### [The problem]
Your answer should be one number: how many lines of the records hold the string "Ladies".

§

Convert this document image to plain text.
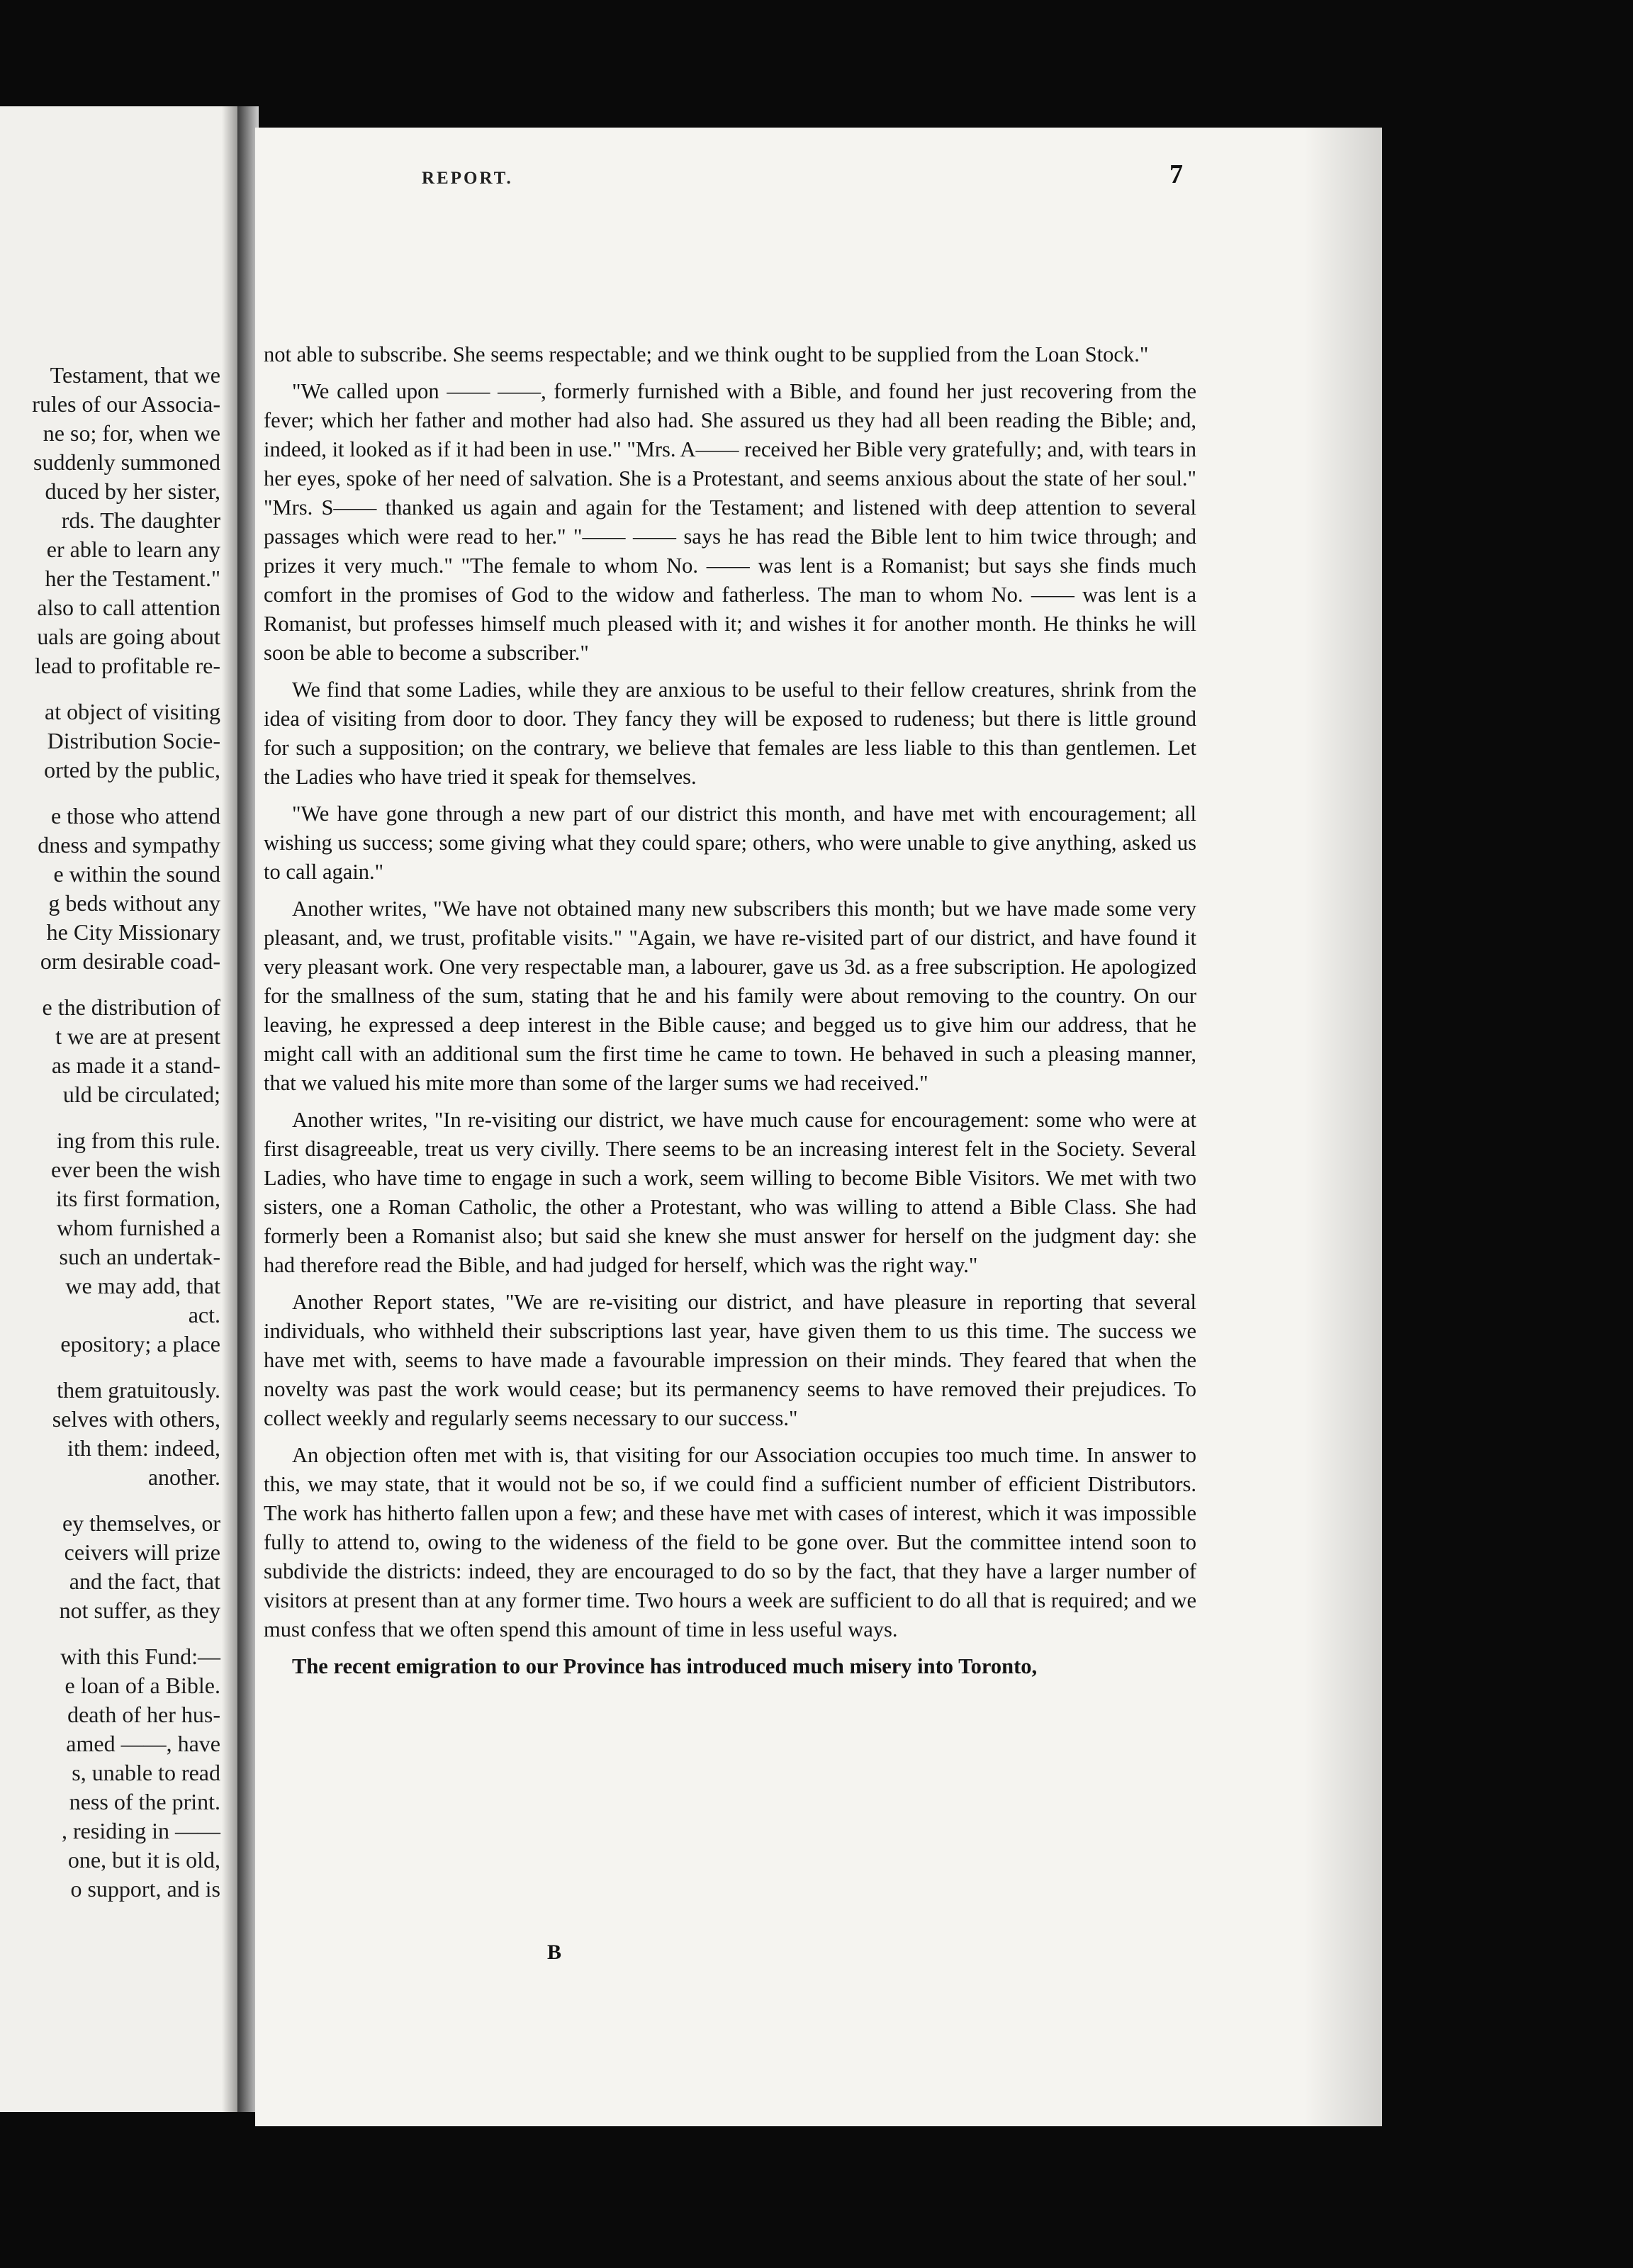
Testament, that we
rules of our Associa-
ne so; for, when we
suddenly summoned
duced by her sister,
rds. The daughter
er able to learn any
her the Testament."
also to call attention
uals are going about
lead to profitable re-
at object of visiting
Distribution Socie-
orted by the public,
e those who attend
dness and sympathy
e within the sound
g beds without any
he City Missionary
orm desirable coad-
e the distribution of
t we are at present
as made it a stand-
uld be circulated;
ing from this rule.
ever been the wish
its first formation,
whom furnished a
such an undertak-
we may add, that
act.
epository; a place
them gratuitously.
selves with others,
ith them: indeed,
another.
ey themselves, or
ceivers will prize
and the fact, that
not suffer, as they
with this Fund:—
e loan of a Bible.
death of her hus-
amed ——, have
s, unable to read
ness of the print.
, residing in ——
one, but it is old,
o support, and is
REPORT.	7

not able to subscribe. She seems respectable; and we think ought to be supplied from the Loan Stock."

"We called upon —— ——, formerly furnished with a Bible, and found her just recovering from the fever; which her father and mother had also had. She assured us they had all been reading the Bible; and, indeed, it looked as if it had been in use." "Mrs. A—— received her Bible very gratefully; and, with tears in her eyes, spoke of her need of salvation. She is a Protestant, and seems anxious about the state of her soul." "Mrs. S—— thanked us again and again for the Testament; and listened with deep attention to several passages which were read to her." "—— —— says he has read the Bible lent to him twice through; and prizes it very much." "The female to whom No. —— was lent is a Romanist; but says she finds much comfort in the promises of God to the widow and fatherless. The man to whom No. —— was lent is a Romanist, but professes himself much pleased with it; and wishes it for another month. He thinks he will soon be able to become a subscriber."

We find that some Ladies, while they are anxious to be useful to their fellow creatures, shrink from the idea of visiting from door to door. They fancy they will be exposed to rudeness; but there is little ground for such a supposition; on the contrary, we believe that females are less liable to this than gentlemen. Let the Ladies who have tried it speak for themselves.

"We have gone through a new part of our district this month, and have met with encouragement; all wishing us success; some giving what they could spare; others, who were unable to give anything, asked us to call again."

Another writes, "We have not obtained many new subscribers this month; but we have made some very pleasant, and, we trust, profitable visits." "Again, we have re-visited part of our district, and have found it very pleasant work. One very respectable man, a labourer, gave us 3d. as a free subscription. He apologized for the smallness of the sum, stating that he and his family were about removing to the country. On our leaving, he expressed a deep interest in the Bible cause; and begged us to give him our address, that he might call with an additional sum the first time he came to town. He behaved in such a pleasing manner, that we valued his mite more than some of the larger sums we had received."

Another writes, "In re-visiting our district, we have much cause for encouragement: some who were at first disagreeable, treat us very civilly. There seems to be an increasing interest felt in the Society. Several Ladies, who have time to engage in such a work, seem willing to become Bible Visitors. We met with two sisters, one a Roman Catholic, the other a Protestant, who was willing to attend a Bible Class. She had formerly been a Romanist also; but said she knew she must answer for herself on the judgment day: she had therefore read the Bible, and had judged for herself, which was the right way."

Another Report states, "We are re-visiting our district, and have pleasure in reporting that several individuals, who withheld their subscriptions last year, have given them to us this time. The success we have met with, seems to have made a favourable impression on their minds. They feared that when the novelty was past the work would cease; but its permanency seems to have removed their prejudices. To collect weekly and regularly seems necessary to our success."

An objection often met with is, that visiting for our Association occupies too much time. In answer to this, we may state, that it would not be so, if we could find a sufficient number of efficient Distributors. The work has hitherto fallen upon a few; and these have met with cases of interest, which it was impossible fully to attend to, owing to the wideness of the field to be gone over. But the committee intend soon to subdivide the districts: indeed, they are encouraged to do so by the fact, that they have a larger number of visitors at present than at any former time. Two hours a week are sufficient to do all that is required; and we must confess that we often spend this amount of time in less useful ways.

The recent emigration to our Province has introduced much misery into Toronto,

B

§

### [Exercise answer]
2